• _GOAL_: Collect each line of the records containing the string "this".

◇ ◇ ◇

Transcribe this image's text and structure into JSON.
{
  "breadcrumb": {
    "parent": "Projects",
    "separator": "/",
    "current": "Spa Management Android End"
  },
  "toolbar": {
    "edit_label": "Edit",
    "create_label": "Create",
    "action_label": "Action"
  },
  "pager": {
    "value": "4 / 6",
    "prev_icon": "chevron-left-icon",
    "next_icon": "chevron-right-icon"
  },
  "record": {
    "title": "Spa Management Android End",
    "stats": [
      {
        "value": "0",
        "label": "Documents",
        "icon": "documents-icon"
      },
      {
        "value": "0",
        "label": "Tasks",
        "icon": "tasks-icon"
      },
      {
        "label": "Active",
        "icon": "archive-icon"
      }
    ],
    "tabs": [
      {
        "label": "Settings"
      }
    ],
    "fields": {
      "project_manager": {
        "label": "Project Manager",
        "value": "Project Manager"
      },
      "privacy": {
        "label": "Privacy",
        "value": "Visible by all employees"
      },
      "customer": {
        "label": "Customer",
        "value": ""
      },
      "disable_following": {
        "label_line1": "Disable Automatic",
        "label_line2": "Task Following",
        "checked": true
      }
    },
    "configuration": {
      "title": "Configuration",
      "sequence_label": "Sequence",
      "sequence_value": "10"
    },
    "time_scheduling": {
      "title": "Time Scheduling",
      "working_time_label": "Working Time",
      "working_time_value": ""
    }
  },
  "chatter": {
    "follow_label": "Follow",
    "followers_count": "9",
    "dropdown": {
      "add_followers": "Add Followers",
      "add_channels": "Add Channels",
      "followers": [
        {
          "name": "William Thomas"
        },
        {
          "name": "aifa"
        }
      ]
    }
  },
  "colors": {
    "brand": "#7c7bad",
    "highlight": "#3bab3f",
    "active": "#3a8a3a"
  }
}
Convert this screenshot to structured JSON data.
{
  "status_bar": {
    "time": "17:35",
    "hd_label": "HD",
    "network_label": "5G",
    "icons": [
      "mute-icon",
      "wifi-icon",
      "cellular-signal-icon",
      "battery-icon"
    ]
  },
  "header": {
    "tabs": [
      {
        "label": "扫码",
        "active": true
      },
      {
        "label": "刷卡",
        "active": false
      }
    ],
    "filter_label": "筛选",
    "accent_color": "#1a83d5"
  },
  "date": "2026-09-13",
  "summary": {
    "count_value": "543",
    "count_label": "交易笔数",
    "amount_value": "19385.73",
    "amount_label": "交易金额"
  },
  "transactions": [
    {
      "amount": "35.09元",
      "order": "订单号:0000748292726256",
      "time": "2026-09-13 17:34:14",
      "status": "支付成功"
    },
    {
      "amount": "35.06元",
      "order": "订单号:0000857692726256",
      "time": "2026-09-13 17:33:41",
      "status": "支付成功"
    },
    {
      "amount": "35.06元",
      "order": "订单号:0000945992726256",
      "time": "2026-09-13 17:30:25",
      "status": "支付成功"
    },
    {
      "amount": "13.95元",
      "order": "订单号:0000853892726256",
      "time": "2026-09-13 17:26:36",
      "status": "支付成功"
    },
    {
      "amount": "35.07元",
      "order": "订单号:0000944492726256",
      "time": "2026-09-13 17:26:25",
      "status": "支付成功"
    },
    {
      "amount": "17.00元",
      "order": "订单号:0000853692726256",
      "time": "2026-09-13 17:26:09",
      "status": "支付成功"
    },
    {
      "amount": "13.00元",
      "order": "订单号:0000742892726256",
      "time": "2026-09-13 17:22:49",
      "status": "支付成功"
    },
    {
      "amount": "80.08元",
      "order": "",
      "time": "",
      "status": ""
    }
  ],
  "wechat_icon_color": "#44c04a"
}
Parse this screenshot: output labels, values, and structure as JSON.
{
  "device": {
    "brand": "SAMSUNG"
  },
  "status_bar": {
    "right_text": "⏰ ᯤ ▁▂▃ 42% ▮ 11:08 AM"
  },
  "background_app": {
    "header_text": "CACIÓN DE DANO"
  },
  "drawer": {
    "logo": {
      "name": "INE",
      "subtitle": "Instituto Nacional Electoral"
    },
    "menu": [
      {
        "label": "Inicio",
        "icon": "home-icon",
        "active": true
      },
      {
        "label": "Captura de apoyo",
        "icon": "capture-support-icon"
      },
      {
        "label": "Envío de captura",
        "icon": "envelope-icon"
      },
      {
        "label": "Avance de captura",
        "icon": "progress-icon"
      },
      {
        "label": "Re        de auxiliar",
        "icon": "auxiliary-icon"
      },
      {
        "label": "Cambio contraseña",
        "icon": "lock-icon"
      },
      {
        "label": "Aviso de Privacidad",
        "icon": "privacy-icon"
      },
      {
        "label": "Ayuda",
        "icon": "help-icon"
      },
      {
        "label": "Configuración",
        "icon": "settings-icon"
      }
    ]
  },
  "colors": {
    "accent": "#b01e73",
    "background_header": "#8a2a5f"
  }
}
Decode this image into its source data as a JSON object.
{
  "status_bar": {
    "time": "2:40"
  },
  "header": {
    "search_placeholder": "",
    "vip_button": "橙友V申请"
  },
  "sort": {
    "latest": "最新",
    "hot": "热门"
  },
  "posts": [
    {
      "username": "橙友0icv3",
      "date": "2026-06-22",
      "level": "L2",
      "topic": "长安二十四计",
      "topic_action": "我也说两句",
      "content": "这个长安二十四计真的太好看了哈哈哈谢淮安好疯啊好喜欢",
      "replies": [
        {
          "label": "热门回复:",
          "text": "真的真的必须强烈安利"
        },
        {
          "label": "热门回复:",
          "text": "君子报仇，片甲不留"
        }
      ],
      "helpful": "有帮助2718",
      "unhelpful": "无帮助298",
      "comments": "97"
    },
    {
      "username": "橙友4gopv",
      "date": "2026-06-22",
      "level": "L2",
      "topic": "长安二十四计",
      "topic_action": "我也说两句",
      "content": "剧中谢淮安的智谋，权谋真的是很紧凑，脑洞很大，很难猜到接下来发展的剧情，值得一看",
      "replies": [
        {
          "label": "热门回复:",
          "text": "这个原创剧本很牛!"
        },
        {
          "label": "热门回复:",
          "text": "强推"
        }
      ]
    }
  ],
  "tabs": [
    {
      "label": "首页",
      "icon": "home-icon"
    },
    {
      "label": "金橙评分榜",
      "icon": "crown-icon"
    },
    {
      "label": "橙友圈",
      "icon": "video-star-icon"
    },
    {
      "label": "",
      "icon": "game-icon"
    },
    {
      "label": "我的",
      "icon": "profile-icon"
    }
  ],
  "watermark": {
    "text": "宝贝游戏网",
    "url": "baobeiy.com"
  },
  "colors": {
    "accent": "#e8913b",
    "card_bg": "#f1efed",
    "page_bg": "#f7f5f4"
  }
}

◇ ◇ ◇

• _EXERCISE RESULT_:
Transcribe this image's text and structure into JSON.
Convert this screenshot to structured JSON data.
Parse this screenshot: output labels, values, and structure as JSON.
Decode this image into its source data as a JSON object.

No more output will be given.